Image layout annotations:
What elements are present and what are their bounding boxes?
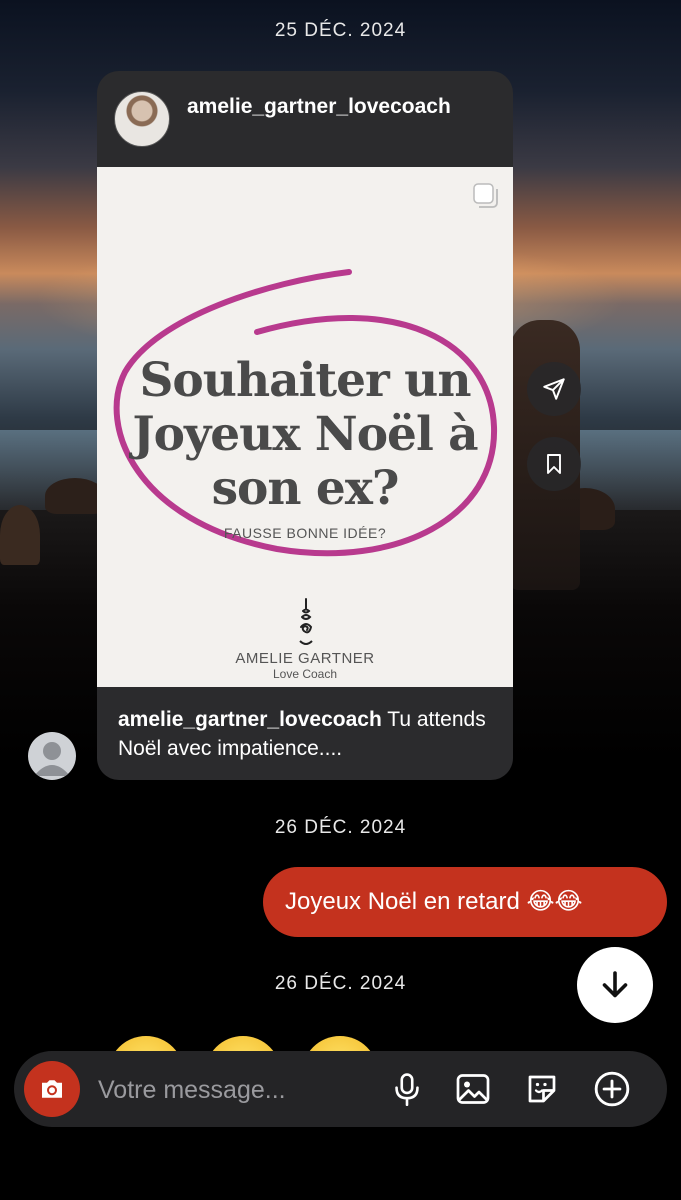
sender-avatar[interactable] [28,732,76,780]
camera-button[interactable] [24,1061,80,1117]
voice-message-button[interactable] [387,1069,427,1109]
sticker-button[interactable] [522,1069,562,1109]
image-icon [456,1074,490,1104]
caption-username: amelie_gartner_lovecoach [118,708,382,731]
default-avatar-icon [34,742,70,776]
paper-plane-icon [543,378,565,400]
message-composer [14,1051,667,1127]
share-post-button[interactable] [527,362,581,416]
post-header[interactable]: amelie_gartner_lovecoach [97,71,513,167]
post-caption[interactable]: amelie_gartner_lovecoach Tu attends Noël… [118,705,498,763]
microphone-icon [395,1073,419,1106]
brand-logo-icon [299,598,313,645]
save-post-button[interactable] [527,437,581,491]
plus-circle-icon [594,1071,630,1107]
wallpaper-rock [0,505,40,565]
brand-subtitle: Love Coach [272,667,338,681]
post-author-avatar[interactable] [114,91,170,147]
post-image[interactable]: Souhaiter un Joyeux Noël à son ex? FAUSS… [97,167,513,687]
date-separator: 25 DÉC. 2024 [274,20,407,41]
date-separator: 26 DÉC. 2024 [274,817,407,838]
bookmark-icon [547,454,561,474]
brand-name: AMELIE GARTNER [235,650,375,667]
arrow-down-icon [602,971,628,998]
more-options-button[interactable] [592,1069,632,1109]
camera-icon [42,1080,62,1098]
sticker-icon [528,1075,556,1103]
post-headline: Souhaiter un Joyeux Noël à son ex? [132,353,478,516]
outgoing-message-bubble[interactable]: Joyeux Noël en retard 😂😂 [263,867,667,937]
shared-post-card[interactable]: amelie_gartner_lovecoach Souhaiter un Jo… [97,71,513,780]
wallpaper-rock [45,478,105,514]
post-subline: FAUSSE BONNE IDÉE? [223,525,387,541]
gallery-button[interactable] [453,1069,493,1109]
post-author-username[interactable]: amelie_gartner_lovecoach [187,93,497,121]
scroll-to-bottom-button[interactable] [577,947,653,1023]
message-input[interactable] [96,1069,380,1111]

Requirement
Return every line of the records above unchanged, leaving out the pictures.

Correct result
What elements are present and what are their bounding boxes?
sender-avatar[interactable] [28,732,76,780]
camera-button[interactable] [24,1061,80,1117]
voice-message-button[interactable] [387,1069,427,1109]
sticker-button[interactable] [522,1069,562,1109]
image-icon [456,1074,490,1104]
caption-username: amelie_gartner_lovecoach [118,708,382,731]
default-avatar-icon [34,742,70,776]
paper-plane-icon [543,378,565,400]
message-composer [14,1051,667,1127]
share-post-button[interactable] [527,362,581,416]
post-header[interactable]: amelie_gartner_lovecoach [97,71,513,167]
post-caption[interactable]: amelie_gartner_lovecoach Tu attends Noël… [118,705,498,763]
microphone-icon [395,1073,419,1106]
brand-logo-icon [299,598,313,645]
save-post-button[interactable] [527,437,581,491]
plus-circle-icon [594,1071,630,1107]
wallpaper-rock [0,505,40,565]
brand-subtitle: Love Coach [272,667,338,681]
post-author-avatar[interactable] [114,91,170,147]
post-image[interactable]: Souhaiter un Joyeux Noël à son ex? FAUSS… [97,167,513,687]
date-separator: 25 DÉC. 2024 [274,20,407,41]
date-separator: 26 DÉC. 2024 [274,817,407,838]
bookmark-icon [547,454,561,474]
brand-name: AMELIE GARTNER [235,650,375,667]
arrow-down-icon [602,971,628,998]
more-options-button[interactable] [592,1069,632,1109]
camera-icon [42,1080,62,1098]
sticker-icon [528,1075,556,1103]
post-headline: Souhaiter un Joyeux Noël à son ex? [132,353,478,516]
outgoing-message-bubble[interactable]: Joyeux Noël en retard 😂😂 [263,867,667,937]
shared-post-card[interactable]: amelie_gartner_lovecoach Souhaiter un Jo… [97,71,513,780]
wallpaper-rock [45,478,105,514]
post-subline: FAUSSE BONNE IDÉE? [223,525,387,541]
gallery-button[interactable] [453,1069,493,1109]
post-author-username[interactable]: amelie_gartner_lovecoach [187,93,497,121]
scroll-to-bottom-button[interactable] [577,947,653,1023]
message-input[interactable] [96,1069,380,1111]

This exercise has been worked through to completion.